[begin Supplied material]

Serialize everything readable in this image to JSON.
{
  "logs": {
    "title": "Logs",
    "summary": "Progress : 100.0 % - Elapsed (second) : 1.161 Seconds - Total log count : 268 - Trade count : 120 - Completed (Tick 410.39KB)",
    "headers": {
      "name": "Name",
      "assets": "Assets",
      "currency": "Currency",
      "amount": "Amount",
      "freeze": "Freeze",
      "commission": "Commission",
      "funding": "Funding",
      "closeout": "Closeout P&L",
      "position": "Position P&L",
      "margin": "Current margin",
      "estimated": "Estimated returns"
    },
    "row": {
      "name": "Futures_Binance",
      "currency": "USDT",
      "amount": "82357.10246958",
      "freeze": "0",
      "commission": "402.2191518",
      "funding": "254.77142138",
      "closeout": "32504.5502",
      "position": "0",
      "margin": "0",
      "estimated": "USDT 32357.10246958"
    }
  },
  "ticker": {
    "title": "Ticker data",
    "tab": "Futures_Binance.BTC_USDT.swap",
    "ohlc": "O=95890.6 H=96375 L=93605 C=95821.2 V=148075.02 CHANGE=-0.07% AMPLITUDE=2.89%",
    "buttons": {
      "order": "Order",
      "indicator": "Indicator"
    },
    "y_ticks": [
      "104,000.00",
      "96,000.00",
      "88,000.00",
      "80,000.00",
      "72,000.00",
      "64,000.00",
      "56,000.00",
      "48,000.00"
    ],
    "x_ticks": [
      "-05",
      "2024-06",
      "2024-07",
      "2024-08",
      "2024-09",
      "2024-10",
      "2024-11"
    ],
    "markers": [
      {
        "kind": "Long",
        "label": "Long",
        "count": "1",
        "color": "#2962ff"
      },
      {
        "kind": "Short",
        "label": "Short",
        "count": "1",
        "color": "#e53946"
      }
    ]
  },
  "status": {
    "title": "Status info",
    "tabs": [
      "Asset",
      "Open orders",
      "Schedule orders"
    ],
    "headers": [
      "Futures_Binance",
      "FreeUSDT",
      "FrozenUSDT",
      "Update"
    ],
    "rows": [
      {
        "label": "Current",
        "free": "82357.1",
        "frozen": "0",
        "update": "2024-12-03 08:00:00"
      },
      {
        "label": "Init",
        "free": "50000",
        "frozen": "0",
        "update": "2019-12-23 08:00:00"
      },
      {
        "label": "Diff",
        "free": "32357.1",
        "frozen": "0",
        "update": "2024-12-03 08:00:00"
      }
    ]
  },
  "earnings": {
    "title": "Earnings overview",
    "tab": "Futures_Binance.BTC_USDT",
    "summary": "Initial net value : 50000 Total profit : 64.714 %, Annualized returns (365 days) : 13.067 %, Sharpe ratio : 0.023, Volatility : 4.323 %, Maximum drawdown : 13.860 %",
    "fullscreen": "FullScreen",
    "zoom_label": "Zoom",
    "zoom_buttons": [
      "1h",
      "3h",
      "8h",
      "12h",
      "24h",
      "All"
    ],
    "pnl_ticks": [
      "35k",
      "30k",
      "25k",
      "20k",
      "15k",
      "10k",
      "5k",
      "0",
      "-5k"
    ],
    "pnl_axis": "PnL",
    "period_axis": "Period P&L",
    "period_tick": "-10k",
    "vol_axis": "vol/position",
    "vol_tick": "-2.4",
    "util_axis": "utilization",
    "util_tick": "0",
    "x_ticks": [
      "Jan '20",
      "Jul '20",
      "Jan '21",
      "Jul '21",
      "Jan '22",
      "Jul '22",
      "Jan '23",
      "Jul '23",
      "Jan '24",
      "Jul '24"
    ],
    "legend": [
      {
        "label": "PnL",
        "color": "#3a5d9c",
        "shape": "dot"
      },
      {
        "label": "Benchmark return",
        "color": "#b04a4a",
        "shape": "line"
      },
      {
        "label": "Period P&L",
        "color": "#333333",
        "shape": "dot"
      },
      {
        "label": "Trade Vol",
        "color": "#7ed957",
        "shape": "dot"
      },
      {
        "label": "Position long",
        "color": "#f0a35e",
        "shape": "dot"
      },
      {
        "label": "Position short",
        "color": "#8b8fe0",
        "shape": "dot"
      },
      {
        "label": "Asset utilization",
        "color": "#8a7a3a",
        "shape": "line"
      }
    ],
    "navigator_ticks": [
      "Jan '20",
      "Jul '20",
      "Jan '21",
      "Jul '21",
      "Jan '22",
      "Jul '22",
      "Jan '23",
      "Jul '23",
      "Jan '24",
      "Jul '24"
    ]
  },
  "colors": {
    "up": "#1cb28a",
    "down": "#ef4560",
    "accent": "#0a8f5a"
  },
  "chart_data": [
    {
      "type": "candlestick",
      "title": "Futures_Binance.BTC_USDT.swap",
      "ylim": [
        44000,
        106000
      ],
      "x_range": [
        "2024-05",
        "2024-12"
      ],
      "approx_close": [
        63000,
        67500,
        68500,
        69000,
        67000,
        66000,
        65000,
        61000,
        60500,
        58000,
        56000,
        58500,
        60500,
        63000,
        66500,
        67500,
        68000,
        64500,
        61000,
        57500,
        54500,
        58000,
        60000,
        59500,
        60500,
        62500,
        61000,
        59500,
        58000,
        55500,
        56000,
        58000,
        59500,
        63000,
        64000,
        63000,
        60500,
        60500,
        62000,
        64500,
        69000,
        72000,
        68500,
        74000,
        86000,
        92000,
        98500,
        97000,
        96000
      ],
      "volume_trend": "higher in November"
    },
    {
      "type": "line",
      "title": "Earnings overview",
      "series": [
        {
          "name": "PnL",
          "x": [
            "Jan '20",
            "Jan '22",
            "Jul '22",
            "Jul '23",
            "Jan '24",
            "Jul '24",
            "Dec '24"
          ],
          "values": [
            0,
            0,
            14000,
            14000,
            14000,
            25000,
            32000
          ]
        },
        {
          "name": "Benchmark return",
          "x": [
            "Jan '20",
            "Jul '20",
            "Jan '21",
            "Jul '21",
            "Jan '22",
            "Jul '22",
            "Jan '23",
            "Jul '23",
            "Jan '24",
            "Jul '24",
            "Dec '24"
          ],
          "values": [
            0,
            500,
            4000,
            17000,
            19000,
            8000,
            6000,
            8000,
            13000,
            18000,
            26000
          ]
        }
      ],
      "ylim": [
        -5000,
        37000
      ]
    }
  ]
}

[end Supplied material]
[begin Supplied material]

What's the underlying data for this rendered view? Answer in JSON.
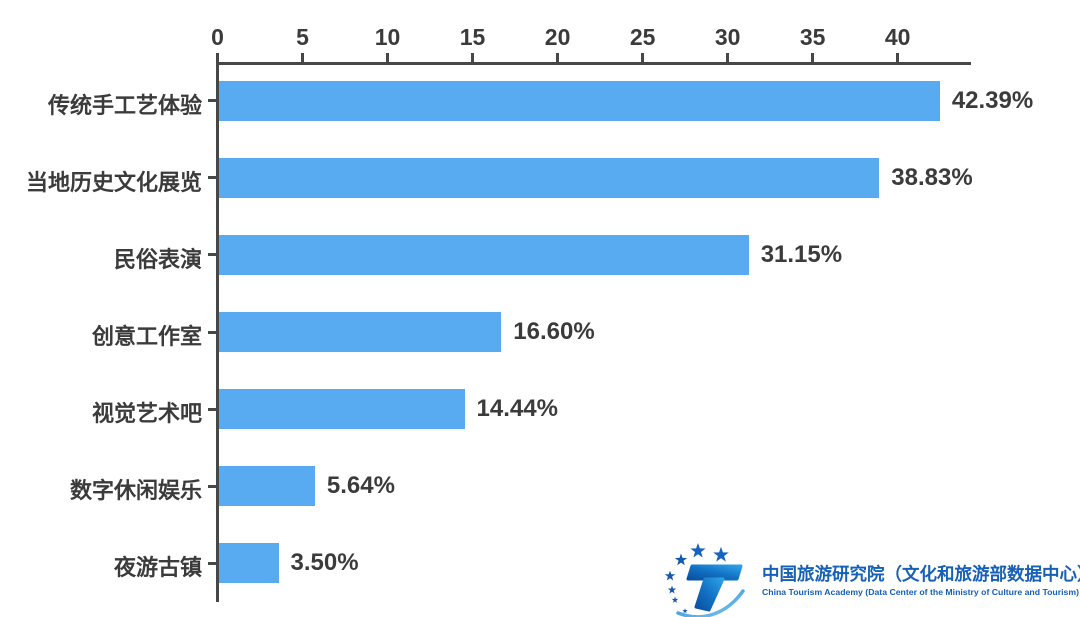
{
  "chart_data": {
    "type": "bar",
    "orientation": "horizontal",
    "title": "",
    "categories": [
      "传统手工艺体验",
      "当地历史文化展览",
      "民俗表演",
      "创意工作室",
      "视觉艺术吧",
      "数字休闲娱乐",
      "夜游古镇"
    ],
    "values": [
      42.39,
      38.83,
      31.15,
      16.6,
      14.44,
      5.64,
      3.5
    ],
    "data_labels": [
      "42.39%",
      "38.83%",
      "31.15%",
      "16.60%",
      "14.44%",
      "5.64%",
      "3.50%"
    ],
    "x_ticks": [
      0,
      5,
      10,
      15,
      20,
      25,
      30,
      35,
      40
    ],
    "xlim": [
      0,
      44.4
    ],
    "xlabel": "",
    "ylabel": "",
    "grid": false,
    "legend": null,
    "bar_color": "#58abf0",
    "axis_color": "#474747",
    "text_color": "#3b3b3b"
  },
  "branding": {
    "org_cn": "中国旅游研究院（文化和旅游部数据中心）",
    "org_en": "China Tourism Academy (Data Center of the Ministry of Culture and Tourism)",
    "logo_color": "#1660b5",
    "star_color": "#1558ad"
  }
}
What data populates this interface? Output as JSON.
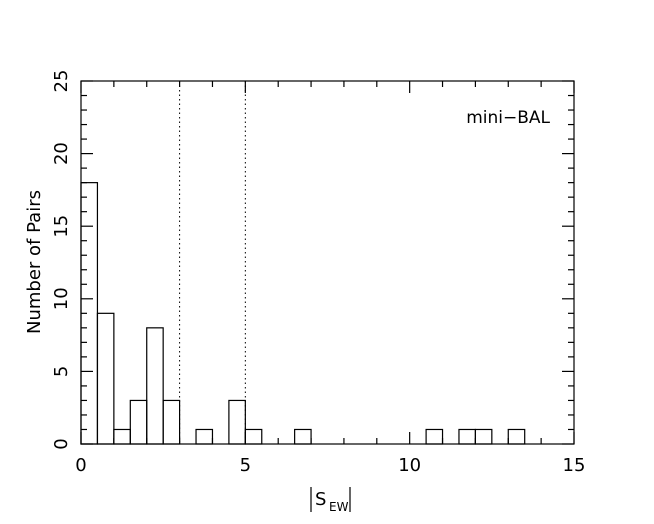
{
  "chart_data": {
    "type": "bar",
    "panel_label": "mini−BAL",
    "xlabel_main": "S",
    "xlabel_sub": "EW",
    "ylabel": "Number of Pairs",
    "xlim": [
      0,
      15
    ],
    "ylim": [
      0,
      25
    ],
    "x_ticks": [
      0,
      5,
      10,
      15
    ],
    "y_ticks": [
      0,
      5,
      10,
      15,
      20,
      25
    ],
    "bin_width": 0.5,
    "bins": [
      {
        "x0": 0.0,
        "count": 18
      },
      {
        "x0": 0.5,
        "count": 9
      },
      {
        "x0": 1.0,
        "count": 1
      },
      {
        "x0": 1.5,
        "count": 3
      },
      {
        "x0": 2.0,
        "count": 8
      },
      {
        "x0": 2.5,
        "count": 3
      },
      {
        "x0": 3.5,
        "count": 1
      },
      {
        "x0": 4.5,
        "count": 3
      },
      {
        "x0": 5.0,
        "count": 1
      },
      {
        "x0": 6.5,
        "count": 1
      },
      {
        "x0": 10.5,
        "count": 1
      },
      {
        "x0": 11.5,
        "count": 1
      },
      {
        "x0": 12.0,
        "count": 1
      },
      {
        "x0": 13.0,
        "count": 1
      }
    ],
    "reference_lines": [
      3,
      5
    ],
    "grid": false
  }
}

[end Supplied material]

Every line of the records that includes the word "name" should be gathered.

Answer below
      "name": "Name",
      "name": "Futures_Binance",
          "name": "PnL",
          "name": "Benchmark return",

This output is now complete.